■ DATA IN THIS EXERCISE ■
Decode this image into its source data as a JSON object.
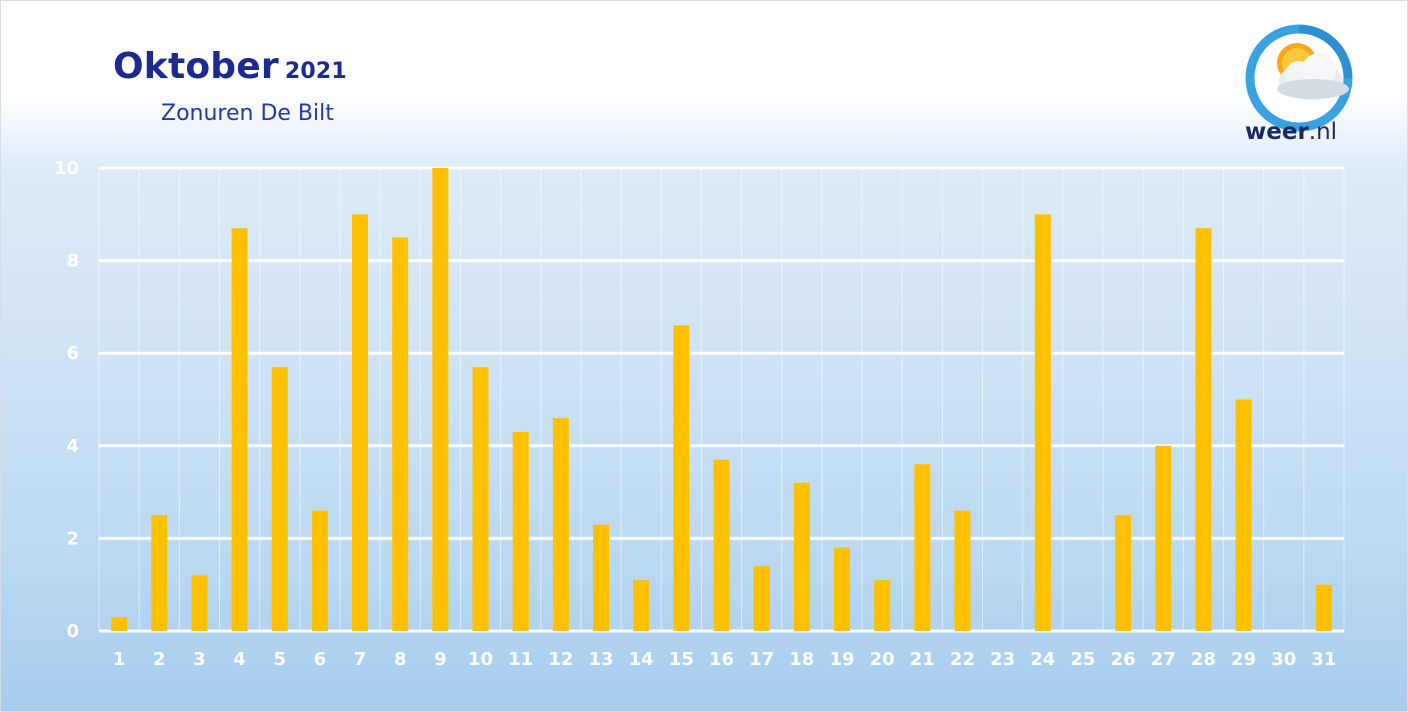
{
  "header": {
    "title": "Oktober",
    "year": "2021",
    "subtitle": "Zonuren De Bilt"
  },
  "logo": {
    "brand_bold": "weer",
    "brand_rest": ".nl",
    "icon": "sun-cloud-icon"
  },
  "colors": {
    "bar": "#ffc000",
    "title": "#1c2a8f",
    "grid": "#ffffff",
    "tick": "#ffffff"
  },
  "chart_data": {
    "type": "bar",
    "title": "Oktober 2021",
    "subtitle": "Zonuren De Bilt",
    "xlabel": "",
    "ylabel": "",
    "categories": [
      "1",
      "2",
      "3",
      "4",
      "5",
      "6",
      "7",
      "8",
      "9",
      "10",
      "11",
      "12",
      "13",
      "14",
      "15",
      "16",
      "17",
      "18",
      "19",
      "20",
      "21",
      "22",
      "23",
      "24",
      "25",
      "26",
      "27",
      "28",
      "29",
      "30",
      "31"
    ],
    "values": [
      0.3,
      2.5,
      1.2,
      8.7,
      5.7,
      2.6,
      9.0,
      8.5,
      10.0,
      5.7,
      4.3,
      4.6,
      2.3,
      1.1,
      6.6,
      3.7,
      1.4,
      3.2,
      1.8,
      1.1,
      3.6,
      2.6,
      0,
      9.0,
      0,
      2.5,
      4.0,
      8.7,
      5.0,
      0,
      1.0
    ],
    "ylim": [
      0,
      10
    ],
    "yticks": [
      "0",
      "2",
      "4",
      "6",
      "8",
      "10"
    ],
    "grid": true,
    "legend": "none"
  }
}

==

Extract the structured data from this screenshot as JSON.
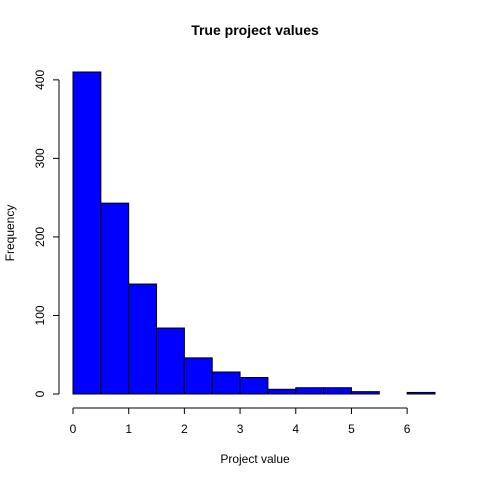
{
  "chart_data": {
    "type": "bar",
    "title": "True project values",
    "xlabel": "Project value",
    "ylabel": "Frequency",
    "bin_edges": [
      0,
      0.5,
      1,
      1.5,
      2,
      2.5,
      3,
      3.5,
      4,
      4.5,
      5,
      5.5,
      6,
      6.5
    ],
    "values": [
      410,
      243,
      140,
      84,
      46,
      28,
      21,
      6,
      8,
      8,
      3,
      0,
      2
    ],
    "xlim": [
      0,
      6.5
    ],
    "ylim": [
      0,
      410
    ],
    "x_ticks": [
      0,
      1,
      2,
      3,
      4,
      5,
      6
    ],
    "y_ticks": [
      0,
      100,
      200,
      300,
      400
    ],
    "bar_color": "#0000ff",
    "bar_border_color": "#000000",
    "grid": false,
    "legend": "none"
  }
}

■ PROBLEM TO SOLVE ■
Each line in the entries above that includes the string "subtitle" should be extracted.

■ OUTPUT FOR THIS TASK ■
    "subtitle": "Zonuren De Bilt"
    "subtitle": "Zonuren De Bilt",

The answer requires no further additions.